> DIRECTIONS FOR THIS TASK
In the listing below, identify each line with the word "Welcome" and return those lines.

++++ DATASET ENTRIES

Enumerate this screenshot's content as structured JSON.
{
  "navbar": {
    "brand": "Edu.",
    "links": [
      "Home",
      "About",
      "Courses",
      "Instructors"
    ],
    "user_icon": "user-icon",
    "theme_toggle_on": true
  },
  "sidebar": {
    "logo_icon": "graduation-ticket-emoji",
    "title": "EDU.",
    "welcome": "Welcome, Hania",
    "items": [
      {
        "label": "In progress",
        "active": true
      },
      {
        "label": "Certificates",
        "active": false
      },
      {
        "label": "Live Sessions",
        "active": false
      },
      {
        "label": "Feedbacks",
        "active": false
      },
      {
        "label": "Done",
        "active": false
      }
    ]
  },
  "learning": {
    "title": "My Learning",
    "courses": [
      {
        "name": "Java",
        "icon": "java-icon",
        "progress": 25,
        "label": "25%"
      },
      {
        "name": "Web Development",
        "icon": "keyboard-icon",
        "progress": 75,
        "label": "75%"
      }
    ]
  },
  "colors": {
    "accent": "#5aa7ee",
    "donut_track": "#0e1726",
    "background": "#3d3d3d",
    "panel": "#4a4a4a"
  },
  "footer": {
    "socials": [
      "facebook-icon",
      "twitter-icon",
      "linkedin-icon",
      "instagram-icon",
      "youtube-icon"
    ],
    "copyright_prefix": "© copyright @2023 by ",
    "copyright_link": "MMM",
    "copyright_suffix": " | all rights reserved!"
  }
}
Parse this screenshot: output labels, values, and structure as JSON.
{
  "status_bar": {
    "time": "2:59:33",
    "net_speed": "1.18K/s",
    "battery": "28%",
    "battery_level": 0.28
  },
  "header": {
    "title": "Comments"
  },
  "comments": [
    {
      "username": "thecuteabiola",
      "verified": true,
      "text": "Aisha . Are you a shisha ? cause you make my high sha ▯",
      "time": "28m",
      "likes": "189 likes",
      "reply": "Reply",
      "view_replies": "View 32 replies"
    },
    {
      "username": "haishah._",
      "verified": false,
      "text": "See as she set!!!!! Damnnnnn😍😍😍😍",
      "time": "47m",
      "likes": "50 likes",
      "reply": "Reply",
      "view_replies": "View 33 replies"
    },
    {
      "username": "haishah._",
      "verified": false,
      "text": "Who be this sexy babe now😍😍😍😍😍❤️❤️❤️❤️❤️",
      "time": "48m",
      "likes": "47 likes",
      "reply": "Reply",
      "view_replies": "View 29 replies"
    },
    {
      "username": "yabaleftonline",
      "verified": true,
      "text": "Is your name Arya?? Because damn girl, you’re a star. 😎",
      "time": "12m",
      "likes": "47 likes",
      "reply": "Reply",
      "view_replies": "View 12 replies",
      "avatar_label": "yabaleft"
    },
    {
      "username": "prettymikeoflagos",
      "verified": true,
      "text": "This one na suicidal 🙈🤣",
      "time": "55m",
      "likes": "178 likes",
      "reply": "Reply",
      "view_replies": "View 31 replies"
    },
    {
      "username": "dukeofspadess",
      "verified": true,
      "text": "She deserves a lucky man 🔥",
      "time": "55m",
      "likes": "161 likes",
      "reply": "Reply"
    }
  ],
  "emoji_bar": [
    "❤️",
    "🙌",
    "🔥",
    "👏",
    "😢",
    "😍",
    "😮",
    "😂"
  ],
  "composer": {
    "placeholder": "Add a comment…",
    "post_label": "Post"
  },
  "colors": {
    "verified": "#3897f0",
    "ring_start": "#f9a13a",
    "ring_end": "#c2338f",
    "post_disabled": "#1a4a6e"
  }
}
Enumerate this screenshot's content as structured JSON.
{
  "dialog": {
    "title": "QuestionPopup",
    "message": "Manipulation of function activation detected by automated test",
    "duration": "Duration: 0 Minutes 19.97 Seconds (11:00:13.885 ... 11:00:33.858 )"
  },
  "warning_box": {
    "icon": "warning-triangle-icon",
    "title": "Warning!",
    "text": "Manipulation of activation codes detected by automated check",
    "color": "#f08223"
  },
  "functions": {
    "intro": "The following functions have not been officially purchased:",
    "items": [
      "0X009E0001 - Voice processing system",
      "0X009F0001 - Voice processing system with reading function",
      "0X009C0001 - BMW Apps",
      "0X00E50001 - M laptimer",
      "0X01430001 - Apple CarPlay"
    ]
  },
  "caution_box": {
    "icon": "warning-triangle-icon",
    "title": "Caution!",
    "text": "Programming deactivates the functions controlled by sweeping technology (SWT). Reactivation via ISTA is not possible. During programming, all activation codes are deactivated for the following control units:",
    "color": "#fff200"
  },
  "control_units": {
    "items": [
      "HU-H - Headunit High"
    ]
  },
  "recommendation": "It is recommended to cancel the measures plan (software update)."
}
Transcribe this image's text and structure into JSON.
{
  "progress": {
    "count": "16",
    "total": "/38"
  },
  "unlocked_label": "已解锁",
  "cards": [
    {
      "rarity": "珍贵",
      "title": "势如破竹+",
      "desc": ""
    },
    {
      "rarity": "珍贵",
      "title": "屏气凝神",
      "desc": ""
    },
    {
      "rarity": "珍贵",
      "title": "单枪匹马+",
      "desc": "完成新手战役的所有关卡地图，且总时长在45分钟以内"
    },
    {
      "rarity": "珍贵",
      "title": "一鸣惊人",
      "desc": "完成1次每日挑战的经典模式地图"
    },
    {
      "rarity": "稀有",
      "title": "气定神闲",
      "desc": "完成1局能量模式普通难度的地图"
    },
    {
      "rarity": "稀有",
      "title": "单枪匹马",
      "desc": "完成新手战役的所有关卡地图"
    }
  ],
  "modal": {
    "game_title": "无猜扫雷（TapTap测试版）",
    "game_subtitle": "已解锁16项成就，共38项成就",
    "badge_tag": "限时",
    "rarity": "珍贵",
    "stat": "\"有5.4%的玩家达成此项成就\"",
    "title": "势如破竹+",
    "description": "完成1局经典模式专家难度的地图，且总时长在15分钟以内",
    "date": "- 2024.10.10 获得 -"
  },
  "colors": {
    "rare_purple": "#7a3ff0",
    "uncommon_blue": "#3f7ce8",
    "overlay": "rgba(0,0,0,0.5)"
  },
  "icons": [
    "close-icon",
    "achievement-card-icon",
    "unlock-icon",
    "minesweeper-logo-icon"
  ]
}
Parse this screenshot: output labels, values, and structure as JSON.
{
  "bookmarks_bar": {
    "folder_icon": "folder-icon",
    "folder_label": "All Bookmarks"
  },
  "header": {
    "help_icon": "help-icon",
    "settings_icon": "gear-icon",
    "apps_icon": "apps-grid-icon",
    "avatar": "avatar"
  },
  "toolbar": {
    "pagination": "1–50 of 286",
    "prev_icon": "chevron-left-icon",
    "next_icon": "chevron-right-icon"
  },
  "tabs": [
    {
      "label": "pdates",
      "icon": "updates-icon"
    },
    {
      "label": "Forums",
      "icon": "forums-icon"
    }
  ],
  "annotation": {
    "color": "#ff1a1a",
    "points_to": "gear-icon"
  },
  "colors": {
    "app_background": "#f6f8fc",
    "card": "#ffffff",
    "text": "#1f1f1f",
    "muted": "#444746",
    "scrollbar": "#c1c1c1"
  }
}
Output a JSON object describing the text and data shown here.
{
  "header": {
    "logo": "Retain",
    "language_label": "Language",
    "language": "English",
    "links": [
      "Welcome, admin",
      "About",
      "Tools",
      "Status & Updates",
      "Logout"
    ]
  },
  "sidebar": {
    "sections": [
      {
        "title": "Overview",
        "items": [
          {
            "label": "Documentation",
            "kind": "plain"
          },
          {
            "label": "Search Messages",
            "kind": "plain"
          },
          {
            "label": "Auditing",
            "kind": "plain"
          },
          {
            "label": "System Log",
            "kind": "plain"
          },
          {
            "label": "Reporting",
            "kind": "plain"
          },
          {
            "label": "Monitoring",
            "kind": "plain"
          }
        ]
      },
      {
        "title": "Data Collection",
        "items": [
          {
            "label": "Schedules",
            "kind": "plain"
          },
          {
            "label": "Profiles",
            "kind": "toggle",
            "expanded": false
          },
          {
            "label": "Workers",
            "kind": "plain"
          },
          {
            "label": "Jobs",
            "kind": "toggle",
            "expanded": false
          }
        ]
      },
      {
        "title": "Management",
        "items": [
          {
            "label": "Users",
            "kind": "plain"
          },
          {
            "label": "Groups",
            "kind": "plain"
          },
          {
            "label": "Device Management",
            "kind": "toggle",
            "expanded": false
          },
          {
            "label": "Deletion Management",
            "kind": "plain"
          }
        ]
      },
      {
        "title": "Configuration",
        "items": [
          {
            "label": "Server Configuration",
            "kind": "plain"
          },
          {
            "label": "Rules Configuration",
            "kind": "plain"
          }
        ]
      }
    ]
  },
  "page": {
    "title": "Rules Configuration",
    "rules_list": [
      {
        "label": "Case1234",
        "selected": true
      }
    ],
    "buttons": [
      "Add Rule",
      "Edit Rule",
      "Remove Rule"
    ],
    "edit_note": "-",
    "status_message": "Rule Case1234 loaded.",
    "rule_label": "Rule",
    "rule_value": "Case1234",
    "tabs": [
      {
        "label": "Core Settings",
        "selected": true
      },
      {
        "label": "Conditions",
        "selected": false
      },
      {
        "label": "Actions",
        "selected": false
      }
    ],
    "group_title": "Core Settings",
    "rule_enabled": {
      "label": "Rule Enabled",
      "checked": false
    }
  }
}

++++++++

> RESPONSE FOR THIS EXERCISE
    "welcome": "Welcome, Hania",
      "Welcome, admin",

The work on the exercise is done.